Written problem
Leave out the pictures, then reproduce the rest of the material exactly.

※ ※ ※

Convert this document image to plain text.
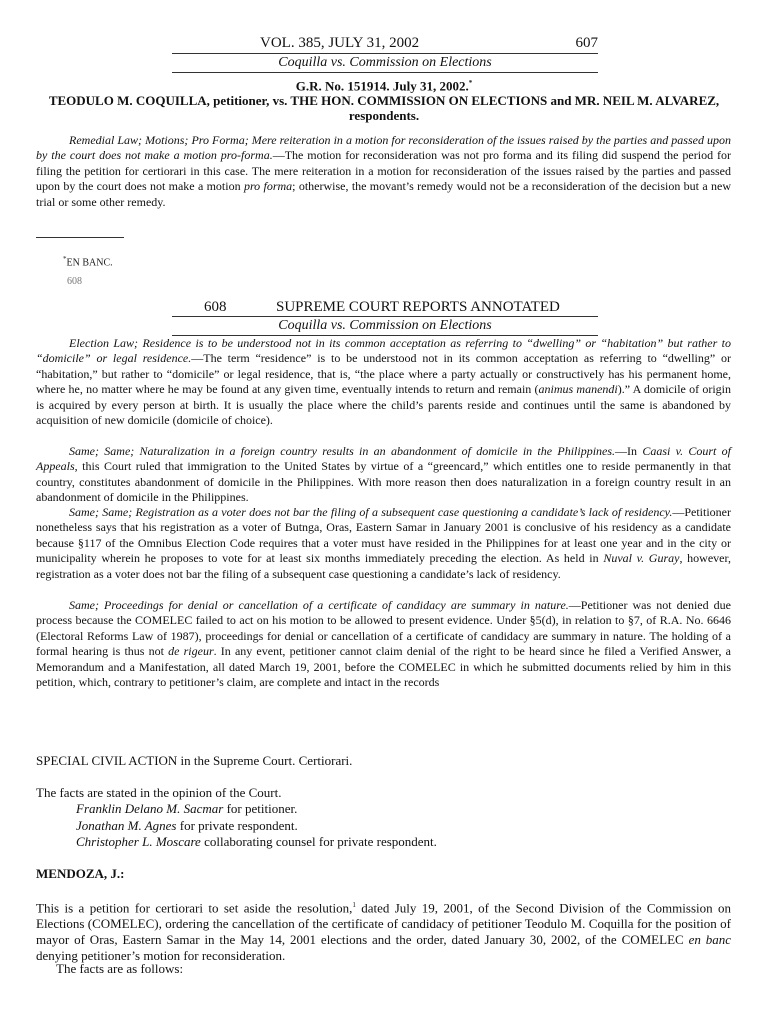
VOL. 385, JULY 31, 2002	607
Coquilla vs. Commission on Elections
G.R. No. 151914. July 31, 2002.*
TEODULO M. COQUILLA, petitioner, vs. THE HON. COMMISSION ON ELECTIONS and MR. NEIL M. ALVAREZ, respondents.
Remedial Law; Motions; Pro Forma; Mere reiteration in a motion for reconsideration of the issues raised by the parties and passed upon by the court does not make a motion pro-forma.—The motion for reconsideration was not pro forma and its filing did suspend the period for filing the petition for certiorari in this case. The mere reiteration in a motion for reconsideration of the issues raised by the parties and passed upon by the court does not make a motion pro forma; otherwise, the movant’s remedy would not be a reconsideration of the decision but a new trial or some other remedy.
*EN BANC.
608
608	SUPREME COURT REPORTS ANNOTATED
Coquilla vs. Commission on Elections
Election Law; Residence is to be understood not in its common acceptation as referring to “dwelling” or “habitation” but rather to “domicile” or legal residence.—The term “residence” is to be understood not in its common acceptation as referring to “dwelling” or “habitation,” but rather to “domicile” or legal residence, that is, “the place where a party actually or constructively has his permanent home, where he, no matter where he may be found at any given time, eventually intends to return and remain (animus manendi).” A domicile of origin is acquired by every person at birth. It is usually the place where the child’s parents reside and continues until the same is abandoned by acquisition of new domicile (domicile of choice).
Same; Same; Naturalization in a foreign country results in an abandonment of domicile in the Philippines.—In Caasi v. Court of Appeals, this Court ruled that immigration to the United States by virtue of a “greencard,” which entitles one to reside permanently in that country, constitutes abandonment of domicile in the Philippines. With more reason then does naturalization in a foreign country result in an abandonment of domicile in the Philippines.
Same; Same; Registration as a voter does not bar the filing of a subsequent case questioning a candidate’s lack of residency.—Petitioner nonetheless says that his registration as a voter of Butnga, Oras, Eastern Samar in January 2001 is conclusive of his residency as a candidate because §117 of the Omnibus Election Code requires that a voter must have resided in the Philippines for at least one year and in the city or municipality wherein he proposes to vote for at least six months immediately preceding the election. As held in Nuval v. Guray, however, registration as a voter does not bar the filing of a subsequent case questioning a candidate’s lack of residency.
Same; Proceedings for denial or cancellation of a certificate of candidacy are summary in nature.—Petitioner was not denied due process because the COMELEC failed to act on his motion to be allowed to present evidence. Under §5(d), in relation to §7, of R.A. No. 6646 (Electoral Reforms Law of 1987), proceedings for denial or cancellation of a certificate of candidacy are summary in nature. The holding of a formal hearing is thus not de rigeur. In any event, petitioner cannot claim denial of the right to be heard since he filed a Verified Answer, a Memorandum and a Manifestation, all dated March 19, 2001, before the COMELEC in which he submitted documents relied by him in this petition, which, contrary to petitioner’s claim, are complete and intact in the records
SPECIAL CIVIL ACTION in the Supreme Court. Certiorari.
The facts are stated in the opinion of the Court.
Franklin Delano M. Sacmar for petitioner.
Jonathan M. Agnes for private respondent.
Christopher L. Moscare collaborating counsel for private respondent.
MENDOZA, J.:
This is a petition for certiorari to set aside the resolution,$^1$ dated July 19, 2001, of the Second Division of the Commission on Elections (COMELEC), ordering the cancellation of the certificate of candidacy of petitioner Teodulo M. Coquilla for the position of mayor of Oras, Eastern Samar in the May 14, 2001 elections and the order, dated January 30, 2002, of the COMELEC en banc denying petitioner’s motion for reconsideration.
The facts are as follows:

※ ※ ※

Problem solution
Convert this document image to plain text.
VOL. 385, JULY 31, 2002	607
Coquilla vs. Commission on Elections
G.R. No. 151914. July 31, 2002.*
TEODULO M. COQUILLA, petitioner, vs. THE HON. COMMISSION ON ELECTIONS and MR. NEIL M. ALVAREZ, respondents.
Remedial Law; Motions; Pro Forma; Mere reiteration in a motion for reconsideration of the issues raised by the parties and passed upon by the court does not make a motion pro-forma.—The motion for reconsideration was not pro forma and its filing did suspend the period for filing the petition for certiorari in this case. The mere reiteration in a motion for reconsideration of the issues raised by the parties and passed upon by the court does not make a motion pro forma; otherwise, the movant’s remedy would not be a reconsideration of the decision but a new trial or some other remedy.
*EN BANC.
608
608	SUPREME COURT REPORTS ANNOTATED
Coquilla vs. Commission on Elections
Election Law; Residence is to be understood not in its common acceptation as referring to “dwelling” or “habitation” but rather to “domicile” or legal residence.—The term “residence” is to be understood not in its common acceptation as referring to “dwelling” or “habitation,” but rather to “domicile” or legal residence, that is, “the place where a party actually or constructively has his permanent home, where he, no matter where he may be found at any given time, eventually intends to return and remain (animus manendi).” A domicile of origin is acquired by every person at birth. It is usually the place where the child’s parents reside and continues until the same is abandoned by acquisition of new domicile (domicile of choice).
Same; Same; Naturalization in a foreign country results in an abandonment of domicile in the Philippines.—In Caasi v. Court of Appeals, this Court ruled that immigration to the United States by virtue of a “greencard,” which entitles one to reside permanently in that country, constitutes abandonment of domicile in the Philippines. With more reason then does naturalization in a foreign country result in an abandonment of domicile in the Philippines.
Same; Same; Registration as a voter does not bar the filing of a subsequent case questioning a candidate’s lack of residency.—Petitioner nonetheless says that his registration as a voter of Butnga, Oras, Eastern Samar in January 2001 is conclusive of his residency as a candidate because §117 of the Omnibus Election Code requires that a voter must have resided in the Philippines for at least one year and in the city or municipality wherein he proposes to vote for at least six months immediately preceding the election. As held in Nuval v. Guray, however, registration as a voter does not bar the filing of a subsequent case questioning a candidate’s lack of residency.
Same; Proceedings for denial or cancellation of a certificate of candidacy are summary in nature.—Petitioner was not denied due process because the COMELEC failed to act on his motion to be allowed to present evidence. Under §5(d), in relation to §7, of R.A. No. 6646 (Electoral Reforms Law of 1987), proceedings for denial or cancellation of a certificate of candidacy are summary in nature. The holding of a formal hearing is thus not de rigeur. In any event, petitioner cannot claim denial of the right to be heard since he filed a Verified Answer, a Memorandum and a Manifestation, all dated March 19, 2001, before the COMELEC in which he submitted documents relied by him in this petition, which, contrary to petitioner’s claim, are complete and intact in the records
SPECIAL CIVIL ACTION in the Supreme Court. Certiorari.
The facts are stated in the opinion of the Court.
Franklin Delano M. Sacmar for petitioner.
Jonathan M. Agnes for private respondent.
Christopher L. Moscare collaborating counsel for private respondent.
MENDOZA, J.:
This is a petition for certiorari to set aside the resolution,$^1$ dated July 19, 2001, of the Second Division of the Commission on Elections (COMELEC), ordering the cancellation of the certificate of candidacy of petitioner Teodulo M. Coquilla for the position of mayor of Oras, Eastern Samar in the May 14, 2001 elections and the order, dated January 30, 2002, of the COMELEC en banc denying petitioner’s motion for reconsideration.
The facts are as follows:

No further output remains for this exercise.